Exercise objective ▸ List all lines in the material below that contain "School".

::: Data lines :::

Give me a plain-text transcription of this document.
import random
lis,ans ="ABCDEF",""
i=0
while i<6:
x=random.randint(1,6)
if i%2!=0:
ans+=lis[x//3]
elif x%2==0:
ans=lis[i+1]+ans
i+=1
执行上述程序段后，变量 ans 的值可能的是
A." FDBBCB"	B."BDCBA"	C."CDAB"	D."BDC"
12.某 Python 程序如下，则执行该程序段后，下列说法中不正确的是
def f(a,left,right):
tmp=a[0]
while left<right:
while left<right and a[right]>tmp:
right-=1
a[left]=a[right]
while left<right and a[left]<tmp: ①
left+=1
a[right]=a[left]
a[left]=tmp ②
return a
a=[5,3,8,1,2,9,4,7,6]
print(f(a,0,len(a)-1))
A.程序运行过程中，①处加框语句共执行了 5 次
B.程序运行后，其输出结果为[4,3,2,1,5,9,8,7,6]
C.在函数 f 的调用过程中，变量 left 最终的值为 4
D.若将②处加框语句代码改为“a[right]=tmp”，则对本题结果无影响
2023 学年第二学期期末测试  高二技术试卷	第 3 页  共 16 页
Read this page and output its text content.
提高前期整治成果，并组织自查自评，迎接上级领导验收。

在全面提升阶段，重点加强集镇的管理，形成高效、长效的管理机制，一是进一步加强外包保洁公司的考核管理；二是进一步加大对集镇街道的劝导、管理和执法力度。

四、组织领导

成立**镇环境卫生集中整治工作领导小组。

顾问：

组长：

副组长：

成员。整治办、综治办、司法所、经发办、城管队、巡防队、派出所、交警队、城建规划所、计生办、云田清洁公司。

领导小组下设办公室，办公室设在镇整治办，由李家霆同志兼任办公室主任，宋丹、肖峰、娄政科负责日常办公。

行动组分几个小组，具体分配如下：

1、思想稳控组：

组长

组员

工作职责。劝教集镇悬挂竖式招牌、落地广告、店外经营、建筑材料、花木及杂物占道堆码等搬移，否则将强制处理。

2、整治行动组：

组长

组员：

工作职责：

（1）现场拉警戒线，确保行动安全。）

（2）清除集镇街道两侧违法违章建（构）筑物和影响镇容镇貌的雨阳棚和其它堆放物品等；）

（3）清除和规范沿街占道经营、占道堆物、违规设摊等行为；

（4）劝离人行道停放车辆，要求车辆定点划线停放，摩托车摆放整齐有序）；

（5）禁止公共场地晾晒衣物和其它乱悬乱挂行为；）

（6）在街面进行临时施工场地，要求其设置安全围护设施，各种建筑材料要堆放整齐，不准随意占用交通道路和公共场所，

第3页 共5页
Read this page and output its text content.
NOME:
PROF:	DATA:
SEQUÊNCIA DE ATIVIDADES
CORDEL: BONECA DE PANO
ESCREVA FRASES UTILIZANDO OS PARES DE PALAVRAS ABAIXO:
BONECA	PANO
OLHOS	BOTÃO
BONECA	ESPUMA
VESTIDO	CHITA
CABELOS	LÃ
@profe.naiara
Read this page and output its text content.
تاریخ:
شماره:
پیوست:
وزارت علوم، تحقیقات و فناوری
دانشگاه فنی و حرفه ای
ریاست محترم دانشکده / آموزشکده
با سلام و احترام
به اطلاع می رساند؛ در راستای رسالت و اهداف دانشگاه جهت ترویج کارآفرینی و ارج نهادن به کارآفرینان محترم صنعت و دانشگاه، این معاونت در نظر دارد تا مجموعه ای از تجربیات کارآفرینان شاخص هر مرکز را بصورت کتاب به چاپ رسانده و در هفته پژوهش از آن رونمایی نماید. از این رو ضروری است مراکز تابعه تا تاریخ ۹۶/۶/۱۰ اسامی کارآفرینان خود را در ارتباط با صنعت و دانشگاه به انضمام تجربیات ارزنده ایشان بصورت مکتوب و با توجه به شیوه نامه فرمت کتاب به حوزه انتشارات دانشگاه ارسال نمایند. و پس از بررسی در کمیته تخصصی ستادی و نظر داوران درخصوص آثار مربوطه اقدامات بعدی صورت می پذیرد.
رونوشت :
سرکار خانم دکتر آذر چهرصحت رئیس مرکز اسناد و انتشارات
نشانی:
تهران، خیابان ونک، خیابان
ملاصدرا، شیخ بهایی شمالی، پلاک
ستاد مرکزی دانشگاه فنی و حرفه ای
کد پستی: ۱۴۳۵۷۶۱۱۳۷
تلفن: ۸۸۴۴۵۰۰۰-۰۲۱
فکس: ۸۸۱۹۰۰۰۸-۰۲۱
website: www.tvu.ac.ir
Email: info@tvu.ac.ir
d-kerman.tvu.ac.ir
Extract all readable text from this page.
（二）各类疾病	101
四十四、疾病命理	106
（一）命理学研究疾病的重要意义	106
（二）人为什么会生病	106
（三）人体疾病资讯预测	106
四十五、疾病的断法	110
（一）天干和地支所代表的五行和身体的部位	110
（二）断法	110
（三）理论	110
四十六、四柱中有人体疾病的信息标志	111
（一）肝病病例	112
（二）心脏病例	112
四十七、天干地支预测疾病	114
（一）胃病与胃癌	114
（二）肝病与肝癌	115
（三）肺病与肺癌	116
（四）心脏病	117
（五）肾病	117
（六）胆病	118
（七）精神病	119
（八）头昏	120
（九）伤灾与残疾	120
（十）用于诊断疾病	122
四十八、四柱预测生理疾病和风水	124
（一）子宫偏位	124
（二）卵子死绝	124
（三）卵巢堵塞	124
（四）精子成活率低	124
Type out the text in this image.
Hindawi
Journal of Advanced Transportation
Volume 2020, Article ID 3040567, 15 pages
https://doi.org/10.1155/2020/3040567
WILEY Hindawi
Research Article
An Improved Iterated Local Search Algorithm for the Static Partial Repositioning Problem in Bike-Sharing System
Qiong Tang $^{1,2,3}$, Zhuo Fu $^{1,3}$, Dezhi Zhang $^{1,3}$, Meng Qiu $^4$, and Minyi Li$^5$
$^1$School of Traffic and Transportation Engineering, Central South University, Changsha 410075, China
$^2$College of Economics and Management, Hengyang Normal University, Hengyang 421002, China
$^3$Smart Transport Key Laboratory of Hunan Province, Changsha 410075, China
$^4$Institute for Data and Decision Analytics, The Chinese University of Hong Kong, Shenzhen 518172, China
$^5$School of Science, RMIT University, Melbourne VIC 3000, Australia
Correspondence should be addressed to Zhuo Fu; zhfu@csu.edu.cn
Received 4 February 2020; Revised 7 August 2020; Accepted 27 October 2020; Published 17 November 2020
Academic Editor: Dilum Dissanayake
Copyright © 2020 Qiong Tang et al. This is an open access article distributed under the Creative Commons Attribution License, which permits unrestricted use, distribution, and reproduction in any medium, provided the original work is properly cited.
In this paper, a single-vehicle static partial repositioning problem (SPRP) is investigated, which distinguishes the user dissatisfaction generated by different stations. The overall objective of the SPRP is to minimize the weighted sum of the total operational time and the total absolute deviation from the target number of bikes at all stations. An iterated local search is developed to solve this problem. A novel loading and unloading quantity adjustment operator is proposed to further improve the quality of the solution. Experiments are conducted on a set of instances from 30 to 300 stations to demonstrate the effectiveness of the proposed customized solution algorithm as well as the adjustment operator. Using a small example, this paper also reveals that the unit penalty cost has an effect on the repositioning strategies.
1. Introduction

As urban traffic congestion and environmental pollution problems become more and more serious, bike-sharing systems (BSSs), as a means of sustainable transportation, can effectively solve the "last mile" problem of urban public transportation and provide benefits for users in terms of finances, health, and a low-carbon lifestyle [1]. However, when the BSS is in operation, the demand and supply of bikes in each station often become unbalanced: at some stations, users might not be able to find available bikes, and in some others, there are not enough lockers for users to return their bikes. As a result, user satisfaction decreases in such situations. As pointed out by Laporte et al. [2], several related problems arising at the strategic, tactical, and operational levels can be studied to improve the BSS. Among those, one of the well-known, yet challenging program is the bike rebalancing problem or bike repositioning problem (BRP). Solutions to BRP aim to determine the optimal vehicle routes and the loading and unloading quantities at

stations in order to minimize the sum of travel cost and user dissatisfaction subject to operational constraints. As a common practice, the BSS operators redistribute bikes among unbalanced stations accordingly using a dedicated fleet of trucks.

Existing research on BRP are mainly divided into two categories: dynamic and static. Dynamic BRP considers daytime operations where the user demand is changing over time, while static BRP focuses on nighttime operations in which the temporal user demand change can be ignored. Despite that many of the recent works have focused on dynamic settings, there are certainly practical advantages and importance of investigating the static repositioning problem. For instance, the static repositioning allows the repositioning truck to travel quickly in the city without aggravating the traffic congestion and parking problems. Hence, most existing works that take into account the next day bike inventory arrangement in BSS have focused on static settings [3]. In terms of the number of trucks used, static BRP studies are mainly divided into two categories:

:::

Exercise output ▸
$^1$School of Traffic and Transportation Engineering, Central South University, Changsha 410075, China
$^5$School of Science, RMIT University, Melbourne VIC 3000, Australia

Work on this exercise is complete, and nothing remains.